Exercise material
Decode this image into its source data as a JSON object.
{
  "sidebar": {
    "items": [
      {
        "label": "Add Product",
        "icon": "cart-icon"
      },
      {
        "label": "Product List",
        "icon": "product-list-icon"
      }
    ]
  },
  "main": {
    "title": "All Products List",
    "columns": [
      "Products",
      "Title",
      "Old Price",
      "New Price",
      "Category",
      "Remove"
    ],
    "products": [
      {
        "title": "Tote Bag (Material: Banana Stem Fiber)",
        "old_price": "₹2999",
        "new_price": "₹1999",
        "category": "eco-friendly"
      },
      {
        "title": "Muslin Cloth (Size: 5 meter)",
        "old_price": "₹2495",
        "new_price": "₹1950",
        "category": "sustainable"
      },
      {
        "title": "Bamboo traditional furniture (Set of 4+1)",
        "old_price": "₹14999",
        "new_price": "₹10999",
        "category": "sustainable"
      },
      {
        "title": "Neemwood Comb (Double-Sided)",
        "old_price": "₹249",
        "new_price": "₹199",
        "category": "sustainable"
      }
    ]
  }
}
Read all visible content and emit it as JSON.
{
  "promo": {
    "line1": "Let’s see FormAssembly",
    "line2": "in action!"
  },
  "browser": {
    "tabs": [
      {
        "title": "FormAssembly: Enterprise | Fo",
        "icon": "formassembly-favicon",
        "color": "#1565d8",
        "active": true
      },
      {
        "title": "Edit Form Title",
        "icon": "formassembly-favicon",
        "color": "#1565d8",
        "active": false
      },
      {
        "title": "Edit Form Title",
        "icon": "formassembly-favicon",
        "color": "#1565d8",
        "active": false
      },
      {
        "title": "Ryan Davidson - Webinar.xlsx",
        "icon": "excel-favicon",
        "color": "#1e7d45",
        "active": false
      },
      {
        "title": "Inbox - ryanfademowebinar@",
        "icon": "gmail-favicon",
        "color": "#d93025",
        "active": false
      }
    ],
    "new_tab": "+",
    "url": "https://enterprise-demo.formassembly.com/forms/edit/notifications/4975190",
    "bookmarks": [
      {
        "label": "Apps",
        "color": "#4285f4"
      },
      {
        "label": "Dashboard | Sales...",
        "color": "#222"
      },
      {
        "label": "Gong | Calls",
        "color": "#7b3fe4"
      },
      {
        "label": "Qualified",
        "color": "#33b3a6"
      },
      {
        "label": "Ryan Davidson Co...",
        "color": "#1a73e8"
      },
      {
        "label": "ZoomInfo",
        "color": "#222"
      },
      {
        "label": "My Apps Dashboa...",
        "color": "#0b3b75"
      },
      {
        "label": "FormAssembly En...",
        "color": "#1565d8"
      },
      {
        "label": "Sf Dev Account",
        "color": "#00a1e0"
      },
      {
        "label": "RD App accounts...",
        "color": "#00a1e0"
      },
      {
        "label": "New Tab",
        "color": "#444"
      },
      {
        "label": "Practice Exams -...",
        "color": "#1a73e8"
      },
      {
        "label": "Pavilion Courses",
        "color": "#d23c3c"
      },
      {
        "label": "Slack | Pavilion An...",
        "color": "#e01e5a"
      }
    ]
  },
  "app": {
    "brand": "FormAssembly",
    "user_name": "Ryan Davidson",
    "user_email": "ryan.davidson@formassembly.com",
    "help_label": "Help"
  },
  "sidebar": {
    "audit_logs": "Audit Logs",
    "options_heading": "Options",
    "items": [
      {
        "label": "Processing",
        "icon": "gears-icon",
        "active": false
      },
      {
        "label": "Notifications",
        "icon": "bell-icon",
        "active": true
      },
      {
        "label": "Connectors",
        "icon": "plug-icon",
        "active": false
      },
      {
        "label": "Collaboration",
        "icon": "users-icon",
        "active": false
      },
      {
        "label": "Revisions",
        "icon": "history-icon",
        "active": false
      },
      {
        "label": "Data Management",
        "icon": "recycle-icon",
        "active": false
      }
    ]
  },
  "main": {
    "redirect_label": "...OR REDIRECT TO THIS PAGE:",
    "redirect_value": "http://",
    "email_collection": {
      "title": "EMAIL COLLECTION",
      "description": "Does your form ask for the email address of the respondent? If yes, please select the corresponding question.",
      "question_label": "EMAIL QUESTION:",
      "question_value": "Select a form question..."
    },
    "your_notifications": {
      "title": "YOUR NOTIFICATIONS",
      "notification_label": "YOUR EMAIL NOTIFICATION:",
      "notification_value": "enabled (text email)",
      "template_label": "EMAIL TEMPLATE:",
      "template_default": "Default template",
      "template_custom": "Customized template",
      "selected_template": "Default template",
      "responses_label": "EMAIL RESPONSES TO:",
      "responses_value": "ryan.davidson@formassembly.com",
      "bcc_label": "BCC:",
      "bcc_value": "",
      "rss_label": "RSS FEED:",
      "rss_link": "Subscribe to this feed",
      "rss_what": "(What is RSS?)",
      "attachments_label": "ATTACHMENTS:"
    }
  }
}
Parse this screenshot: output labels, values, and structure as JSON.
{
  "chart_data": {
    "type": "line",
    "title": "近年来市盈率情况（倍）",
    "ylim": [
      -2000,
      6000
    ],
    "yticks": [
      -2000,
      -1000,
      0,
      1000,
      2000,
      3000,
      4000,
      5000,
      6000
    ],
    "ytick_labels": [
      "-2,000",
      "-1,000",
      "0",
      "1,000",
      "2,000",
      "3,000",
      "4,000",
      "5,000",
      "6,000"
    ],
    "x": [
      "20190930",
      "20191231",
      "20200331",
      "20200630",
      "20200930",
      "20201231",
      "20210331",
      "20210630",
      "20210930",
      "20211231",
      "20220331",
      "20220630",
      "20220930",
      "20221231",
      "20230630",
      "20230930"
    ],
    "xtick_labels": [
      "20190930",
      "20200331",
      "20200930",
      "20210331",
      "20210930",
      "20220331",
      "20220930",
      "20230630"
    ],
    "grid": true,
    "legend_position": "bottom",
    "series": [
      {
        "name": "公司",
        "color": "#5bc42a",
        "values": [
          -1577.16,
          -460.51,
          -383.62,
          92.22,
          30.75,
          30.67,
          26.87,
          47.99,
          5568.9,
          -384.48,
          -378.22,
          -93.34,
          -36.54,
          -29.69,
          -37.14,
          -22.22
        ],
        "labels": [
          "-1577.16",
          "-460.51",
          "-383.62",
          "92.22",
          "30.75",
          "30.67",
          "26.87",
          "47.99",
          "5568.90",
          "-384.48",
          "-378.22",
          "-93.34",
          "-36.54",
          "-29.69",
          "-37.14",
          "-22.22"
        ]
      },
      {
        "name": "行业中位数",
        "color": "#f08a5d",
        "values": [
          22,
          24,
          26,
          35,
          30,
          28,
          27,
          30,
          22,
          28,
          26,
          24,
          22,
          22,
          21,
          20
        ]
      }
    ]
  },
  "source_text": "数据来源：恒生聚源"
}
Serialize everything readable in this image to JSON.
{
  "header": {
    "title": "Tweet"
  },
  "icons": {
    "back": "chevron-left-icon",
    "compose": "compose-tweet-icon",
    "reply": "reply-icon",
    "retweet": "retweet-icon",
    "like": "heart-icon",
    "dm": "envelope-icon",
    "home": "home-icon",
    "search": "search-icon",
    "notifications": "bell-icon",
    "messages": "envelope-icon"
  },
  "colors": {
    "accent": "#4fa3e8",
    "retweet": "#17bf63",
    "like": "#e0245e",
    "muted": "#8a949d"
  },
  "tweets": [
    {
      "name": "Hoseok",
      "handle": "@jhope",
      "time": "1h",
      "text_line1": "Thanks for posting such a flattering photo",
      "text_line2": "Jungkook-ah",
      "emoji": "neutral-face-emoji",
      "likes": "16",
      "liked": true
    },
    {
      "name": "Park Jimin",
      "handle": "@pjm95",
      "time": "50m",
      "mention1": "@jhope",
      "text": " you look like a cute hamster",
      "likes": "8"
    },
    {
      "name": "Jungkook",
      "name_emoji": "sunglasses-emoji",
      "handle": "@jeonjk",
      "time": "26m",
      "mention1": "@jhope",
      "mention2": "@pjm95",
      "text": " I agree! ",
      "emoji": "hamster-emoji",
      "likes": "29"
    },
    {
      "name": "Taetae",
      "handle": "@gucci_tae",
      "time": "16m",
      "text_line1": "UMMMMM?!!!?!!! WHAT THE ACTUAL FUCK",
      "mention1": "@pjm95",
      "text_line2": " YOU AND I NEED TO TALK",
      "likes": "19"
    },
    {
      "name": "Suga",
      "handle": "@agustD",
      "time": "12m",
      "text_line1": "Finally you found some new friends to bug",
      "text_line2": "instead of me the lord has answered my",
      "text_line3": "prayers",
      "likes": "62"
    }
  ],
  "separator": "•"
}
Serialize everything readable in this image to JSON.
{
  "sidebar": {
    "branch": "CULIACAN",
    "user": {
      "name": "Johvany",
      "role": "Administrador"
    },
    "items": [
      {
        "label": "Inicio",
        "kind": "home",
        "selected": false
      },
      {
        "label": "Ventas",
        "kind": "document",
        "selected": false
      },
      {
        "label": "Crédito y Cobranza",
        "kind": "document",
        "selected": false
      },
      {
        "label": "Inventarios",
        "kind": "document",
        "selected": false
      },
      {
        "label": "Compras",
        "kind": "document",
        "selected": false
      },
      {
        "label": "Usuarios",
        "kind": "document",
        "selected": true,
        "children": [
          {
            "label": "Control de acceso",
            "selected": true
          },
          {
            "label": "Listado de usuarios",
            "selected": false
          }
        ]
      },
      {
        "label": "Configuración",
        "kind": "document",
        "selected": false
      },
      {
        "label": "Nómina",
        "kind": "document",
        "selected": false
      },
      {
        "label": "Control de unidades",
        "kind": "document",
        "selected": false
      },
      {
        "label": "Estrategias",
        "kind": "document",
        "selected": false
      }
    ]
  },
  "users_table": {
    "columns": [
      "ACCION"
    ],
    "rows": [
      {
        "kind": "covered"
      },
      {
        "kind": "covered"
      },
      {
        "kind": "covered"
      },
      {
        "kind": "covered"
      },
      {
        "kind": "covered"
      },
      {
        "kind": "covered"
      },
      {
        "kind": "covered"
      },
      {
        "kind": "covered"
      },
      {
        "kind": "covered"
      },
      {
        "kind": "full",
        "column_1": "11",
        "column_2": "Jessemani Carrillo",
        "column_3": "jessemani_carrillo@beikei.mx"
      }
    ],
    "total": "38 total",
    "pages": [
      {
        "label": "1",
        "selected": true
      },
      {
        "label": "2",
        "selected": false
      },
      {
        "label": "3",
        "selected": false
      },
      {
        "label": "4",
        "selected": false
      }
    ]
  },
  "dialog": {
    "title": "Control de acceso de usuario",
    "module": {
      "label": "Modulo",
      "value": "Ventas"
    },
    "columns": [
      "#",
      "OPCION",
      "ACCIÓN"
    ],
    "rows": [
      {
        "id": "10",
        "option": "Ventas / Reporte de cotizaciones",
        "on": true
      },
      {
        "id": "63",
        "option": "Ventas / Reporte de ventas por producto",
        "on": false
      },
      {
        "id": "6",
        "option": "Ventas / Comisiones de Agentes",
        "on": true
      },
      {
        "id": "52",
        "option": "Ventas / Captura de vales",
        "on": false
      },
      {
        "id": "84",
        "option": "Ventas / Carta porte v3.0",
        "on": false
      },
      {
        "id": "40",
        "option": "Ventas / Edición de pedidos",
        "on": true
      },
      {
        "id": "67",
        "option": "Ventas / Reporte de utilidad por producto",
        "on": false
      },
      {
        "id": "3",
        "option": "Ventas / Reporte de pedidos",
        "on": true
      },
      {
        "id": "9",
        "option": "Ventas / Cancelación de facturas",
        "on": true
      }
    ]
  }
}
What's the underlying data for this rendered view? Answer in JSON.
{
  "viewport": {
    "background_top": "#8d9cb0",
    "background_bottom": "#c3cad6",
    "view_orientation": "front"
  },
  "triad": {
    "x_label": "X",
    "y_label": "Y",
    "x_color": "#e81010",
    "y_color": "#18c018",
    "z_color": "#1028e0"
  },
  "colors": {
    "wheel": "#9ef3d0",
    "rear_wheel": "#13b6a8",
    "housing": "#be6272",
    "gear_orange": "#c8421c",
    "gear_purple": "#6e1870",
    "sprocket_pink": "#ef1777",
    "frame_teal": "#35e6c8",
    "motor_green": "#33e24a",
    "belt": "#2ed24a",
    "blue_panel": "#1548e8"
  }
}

Task objective
Find every line in the records above that holds the word "Reporte", and copy each one.

Written solution
        "option": "Ventas / Reporte de cotizaciones",
        "option": "Ventas / Reporte de ventas por producto",
        "option": "Ventas / Reporte de utilidad por producto",
        "option": "Ventas / Reporte de pedidos",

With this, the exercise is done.